----- Dataset records

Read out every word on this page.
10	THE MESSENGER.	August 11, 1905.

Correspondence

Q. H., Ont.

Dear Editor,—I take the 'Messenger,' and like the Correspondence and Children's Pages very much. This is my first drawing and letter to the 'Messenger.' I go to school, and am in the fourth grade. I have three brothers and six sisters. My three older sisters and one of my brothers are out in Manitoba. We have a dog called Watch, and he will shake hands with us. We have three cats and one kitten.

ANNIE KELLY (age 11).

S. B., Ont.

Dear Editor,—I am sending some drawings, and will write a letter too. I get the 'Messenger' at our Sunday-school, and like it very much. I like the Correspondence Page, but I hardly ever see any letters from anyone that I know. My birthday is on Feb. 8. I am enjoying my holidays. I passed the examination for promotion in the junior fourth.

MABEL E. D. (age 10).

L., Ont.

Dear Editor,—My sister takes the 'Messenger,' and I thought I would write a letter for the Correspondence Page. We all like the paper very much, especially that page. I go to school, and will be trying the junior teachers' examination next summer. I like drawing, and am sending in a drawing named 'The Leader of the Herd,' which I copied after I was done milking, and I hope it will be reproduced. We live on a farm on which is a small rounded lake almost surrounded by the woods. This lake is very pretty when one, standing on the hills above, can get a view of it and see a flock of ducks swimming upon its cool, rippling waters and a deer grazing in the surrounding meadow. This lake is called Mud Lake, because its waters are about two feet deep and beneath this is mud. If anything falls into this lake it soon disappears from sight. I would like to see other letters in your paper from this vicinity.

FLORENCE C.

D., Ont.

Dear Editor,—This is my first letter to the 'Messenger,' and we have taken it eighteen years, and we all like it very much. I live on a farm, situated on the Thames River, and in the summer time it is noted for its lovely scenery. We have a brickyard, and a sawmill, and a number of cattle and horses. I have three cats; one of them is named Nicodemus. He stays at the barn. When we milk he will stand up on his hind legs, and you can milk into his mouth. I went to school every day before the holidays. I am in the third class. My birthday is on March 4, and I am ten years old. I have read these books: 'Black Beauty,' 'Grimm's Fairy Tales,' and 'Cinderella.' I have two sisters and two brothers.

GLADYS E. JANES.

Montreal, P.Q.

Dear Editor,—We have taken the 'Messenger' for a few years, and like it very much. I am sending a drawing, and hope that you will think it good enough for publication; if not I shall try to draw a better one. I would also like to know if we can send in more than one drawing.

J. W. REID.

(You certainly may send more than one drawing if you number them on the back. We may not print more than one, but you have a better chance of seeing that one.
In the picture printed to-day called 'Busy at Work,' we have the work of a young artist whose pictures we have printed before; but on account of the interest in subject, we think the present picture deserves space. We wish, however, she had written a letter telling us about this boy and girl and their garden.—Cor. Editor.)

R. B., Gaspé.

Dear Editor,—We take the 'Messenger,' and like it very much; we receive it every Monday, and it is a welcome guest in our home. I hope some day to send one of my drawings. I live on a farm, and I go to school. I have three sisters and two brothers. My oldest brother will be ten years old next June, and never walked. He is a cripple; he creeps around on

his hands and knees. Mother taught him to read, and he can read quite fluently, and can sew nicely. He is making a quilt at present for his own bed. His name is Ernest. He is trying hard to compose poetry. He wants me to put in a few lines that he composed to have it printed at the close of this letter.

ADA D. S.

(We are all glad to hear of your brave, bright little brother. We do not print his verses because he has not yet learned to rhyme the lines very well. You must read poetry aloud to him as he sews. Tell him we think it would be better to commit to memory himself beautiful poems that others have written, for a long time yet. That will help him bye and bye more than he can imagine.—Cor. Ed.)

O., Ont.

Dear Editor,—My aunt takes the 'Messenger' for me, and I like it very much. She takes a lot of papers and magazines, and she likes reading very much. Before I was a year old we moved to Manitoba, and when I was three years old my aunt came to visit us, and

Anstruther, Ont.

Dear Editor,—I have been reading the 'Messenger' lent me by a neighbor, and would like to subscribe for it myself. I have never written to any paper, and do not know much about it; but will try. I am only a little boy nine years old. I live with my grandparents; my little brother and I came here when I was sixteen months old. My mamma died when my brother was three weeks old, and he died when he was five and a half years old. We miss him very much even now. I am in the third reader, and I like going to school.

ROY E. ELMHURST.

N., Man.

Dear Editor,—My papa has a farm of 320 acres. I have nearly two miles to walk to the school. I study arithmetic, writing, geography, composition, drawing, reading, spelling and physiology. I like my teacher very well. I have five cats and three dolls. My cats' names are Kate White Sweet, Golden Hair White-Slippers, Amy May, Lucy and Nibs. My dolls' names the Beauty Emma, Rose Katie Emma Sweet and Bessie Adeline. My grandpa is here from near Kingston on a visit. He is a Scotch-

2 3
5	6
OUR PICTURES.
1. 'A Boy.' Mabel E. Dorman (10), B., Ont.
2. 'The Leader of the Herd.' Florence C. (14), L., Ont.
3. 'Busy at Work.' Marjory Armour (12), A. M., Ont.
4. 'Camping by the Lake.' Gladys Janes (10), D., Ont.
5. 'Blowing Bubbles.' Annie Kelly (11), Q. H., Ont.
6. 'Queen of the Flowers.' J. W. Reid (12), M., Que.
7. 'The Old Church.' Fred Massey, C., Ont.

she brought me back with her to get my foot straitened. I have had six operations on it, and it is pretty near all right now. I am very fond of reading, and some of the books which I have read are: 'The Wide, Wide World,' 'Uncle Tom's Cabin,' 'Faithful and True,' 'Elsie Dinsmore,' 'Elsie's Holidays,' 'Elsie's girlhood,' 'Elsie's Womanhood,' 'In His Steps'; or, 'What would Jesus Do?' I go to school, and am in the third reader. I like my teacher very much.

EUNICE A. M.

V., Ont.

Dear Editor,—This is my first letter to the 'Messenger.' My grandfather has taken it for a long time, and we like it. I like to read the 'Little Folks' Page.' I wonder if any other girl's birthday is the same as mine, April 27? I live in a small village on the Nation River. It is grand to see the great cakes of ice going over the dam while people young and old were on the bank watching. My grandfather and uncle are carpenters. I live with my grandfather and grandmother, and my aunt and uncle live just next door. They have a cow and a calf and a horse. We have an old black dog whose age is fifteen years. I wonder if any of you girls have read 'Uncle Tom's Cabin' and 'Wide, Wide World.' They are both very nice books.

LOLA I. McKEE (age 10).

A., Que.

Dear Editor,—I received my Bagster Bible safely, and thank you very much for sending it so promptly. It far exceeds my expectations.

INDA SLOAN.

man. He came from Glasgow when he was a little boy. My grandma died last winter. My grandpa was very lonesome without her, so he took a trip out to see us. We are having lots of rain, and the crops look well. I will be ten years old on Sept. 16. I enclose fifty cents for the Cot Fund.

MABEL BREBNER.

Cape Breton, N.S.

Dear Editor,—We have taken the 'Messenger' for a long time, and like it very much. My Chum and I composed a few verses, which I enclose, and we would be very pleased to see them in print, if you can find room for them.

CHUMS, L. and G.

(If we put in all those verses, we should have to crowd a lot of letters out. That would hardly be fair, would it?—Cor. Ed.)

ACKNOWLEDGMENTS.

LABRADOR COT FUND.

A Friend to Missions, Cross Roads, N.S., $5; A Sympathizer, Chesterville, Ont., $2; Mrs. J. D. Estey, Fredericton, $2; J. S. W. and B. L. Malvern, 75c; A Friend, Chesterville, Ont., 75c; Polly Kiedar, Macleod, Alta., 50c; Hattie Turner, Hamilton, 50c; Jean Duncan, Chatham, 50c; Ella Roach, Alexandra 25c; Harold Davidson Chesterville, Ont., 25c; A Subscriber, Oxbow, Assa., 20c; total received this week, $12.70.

----------

Required work -> Every entry must be output again, exactly as written above.

Result of this task ->
Read out every word on this page.
10	THE MESSENGER.	August 11, 1905.

Correspondence

Q. H., Ont.

Dear Editor,—I take the 'Messenger,' and like the Correspondence and Children's Pages very much. This is my first drawing and letter to the 'Messenger.' I go to school, and am in the fourth grade. I have three brothers and six sisters. My three older sisters and one of my brothers are out in Manitoba. We have a dog called Watch, and he will shake hands with us. We have three cats and one kitten.

ANNIE KELLY (age 11).

S. B., Ont.

Dear Editor,—I am sending some drawings, and will write a letter too. I get the 'Messenger' at our Sunday-school, and like it very much. I like the Correspondence Page, but I hardly ever see any letters from anyone that I know. My birthday is on Feb. 8. I am enjoying my holidays. I passed the examination for promotion in the junior fourth.

MABEL E. D. (age 10).

L., Ont.

Dear Editor,—My sister takes the 'Messenger,' and I thought I would write a letter for the Correspondence Page. We all like the paper very much, especially that page. I go to school, and will be trying the junior teachers' examination next summer. I like drawing, and am sending in a drawing named 'The Leader of the Herd,' which I copied after I was done milking, and I hope it will be reproduced. We live on a farm on which is a small rounded lake almost surrounded by the woods. This lake is very pretty when one, standing on the hills above, can get a view of it and see a flock of ducks swimming upon its cool, rippling waters and a deer grazing in the surrounding meadow. This lake is called Mud Lake, because its waters are about two feet deep and beneath this is mud. If anything falls into this lake it soon disappears from sight. I would like to see other letters in your paper from this vicinity.

FLORENCE C.

D., Ont.

Dear Editor,—This is my first letter to the 'Messenger,' and we have taken it eighteen years, and we all like it very much. I live on a farm, situated on the Thames River, and in the summer time it is noted for its lovely scenery. We have a brickyard, and a sawmill, and a number of cattle and horses. I have three cats; one of them is named Nicodemus. He stays at the barn. When we milk he will stand up on his hind legs, and you can milk into his mouth. I went to school every day before the holidays. I am in the third class. My birthday is on March 4, and I am ten years old. I have read these books: 'Black Beauty,' 'Grimm's Fairy Tales,' and 'Cinderella.' I have two sisters and two brothers.

GLADYS E. JANES.

Montreal, P.Q.

Dear Editor,—We have taken the 'Messenger' for a few years, and like it very much. I am sending a drawing, and hope that you will think it good enough for publication; if not I shall try to draw a better one. I would also like to know if we can send in more than one drawing.

J. W. REID.

(You certainly may send more than one drawing if you number them on the back. We may not print more than one, but you have a better chance of seeing that one.
In the picture printed to-day called 'Busy at Work,' we have the work of a young artist whose pictures we have printed before; but on account of the interest in subject, we think the present picture deserves space. We wish, however, she had written a letter telling us about this boy and girl and their garden.—Cor. Editor.)

R. B., Gaspé.

Dear Editor,—We take the 'Messenger,' and like it very much; we receive it every Monday, and it is a welcome guest in our home. I hope some day to send one of my drawings. I live on a farm, and I go to school. I have three sisters and two brothers. My oldest brother will be ten years old next June, and never walked. He is a cripple; he creeps around on

his hands and knees. Mother taught him to read, and he can read quite fluently, and can sew nicely. He is making a quilt at present for his own bed. His name is Ernest. He is trying hard to compose poetry. He wants me to put in a few lines that he composed to have it printed at the close of this letter.

ADA D. S.

(We are all glad to hear of your brave, bright little brother. We do not print his verses because he has not yet learned to rhyme the lines very well. You must read poetry aloud to him as he sews. Tell him we think it would be better to commit to memory himself beautiful poems that others have written, for a long time yet. That will help him bye and bye more than he can imagine.—Cor. Ed.)

O., Ont.

Dear Editor,—My aunt takes the 'Messenger' for me, and I like it very much. She takes a lot of papers and magazines, and she likes reading very much. Before I was a year old we moved to Manitoba, and when I was three years old my aunt came to visit us, and

Anstruther, Ont.

Dear Editor,—I have been reading the 'Messenger' lent me by a neighbor, and would like to subscribe for it myself. I have never written to any paper, and do not know much about it; but will try. I am only a little boy nine years old. I live with my grandparents; my little brother and I came here when I was sixteen months old. My mamma died when my brother was three weeks old, and he died when he was five and a half years old. We miss him very much even now. I am in the third reader, and I like going to school.

ROY E. ELMHURST.

N., Man.

Dear Editor,—My papa has a farm of 320 acres. I have nearly two miles to walk to the school. I study arithmetic, writing, geography, composition, drawing, reading, spelling and physiology. I like my teacher very well. I have five cats and three dolls. My cats' names are Kate White Sweet, Golden Hair White-Slippers, Amy May, Lucy and Nibs. My dolls' names the Beauty Emma, Rose Katie Emma Sweet and Bessie Adeline. My grandpa is here from near Kingston on a visit. He is a Scotch-

2 3
5	6
OUR PICTURES.
1. 'A Boy.' Mabel E. Dorman (10), B., Ont.
2. 'The Leader of the Herd.' Florence C. (14), L., Ont.
3. 'Busy at Work.' Marjory Armour (12), A. M., Ont.
4. 'Camping by the Lake.' Gladys Janes (10), D., Ont.
5. 'Blowing Bubbles.' Annie Kelly (11), Q. H., Ont.
6. 'Queen of the Flowers.' J. W. Reid (12), M., Que.
7. 'The Old Church.' Fred Massey, C., Ont.

she brought me back with her to get my foot straitened. I have had six operations on it, and it is pretty near all right now. I am very fond of reading, and some of the books which I have read are: 'The Wide, Wide World,' 'Uncle Tom's Cabin,' 'Faithful and True,' 'Elsie Dinsmore,' 'Elsie's Holidays,' 'Elsie's girlhood,' 'Elsie's Womanhood,' 'In His Steps'; or, 'What would Jesus Do?' I go to school, and am in the third reader. I like my teacher very much.

EUNICE A. M.

V., Ont.

Dear Editor,—This is my first letter to the 'Messenger.' My grandfather has taken it for a long time, and we like it. I like to read the 'Little Folks' Page.' I wonder if any other girl's birthday is the same as mine, April 27? I live in a small village on the Nation River. It is grand to see the great cakes of ice going over the dam while people young and old were on the bank watching. My grandfather and uncle are carpenters. I live with my grandfather and grandmother, and my aunt and uncle live just next door. They have a cow and a calf and a horse. We have an old black dog whose age is fifteen years. I wonder if any of you girls have read 'Uncle Tom's Cabin' and 'Wide, Wide World.' They are both very nice books.

LOLA I. McKEE (age 10).

A., Que.

Dear Editor,—I received my Bagster Bible safely, and thank you very much for sending it so promptly. It far exceeds my expectations.

INDA SLOAN.

man. He came from Glasgow when he was a little boy. My grandma died last winter. My grandpa was very lonesome without her, so he took a trip out to see us. We are having lots of rain, and the crops look well. I will be ten years old on Sept. 16. I enclose fifty cents for the Cot Fund.

MABEL BREBNER.

Cape Breton, N.S.

Dear Editor,—We have taken the 'Messenger' for a long time, and like it very much. My Chum and I composed a few verses, which I enclose, and we would be very pleased to see them in print, if you can find room for them.

CHUMS, L. and G.

(If we put in all those verses, we should have to crowd a lot of letters out. That would hardly be fair, would it?—Cor. Ed.)

ACKNOWLEDGMENTS.

LABRADOR COT FUND.

A Friend to Missions, Cross Roads, N.S., $5; A Sympathizer, Chesterville, Ont., $2; Mrs. J. D. Estey, Fredericton, $2; J. S. W. and B. L. Malvern, 75c; A Friend, Chesterville, Ont., 75c; Polly Kiedar, Macleod, Alta., 50c; Hattie Turner, Hamilton, 50c; Jean Duncan, Chatham, 50c; Ella Roach, Alexandra 25c; Harold Davidson Chesterville, Ont., 25c; A Subscriber, Oxbow, Assa., 20c; total received this week, $12.70.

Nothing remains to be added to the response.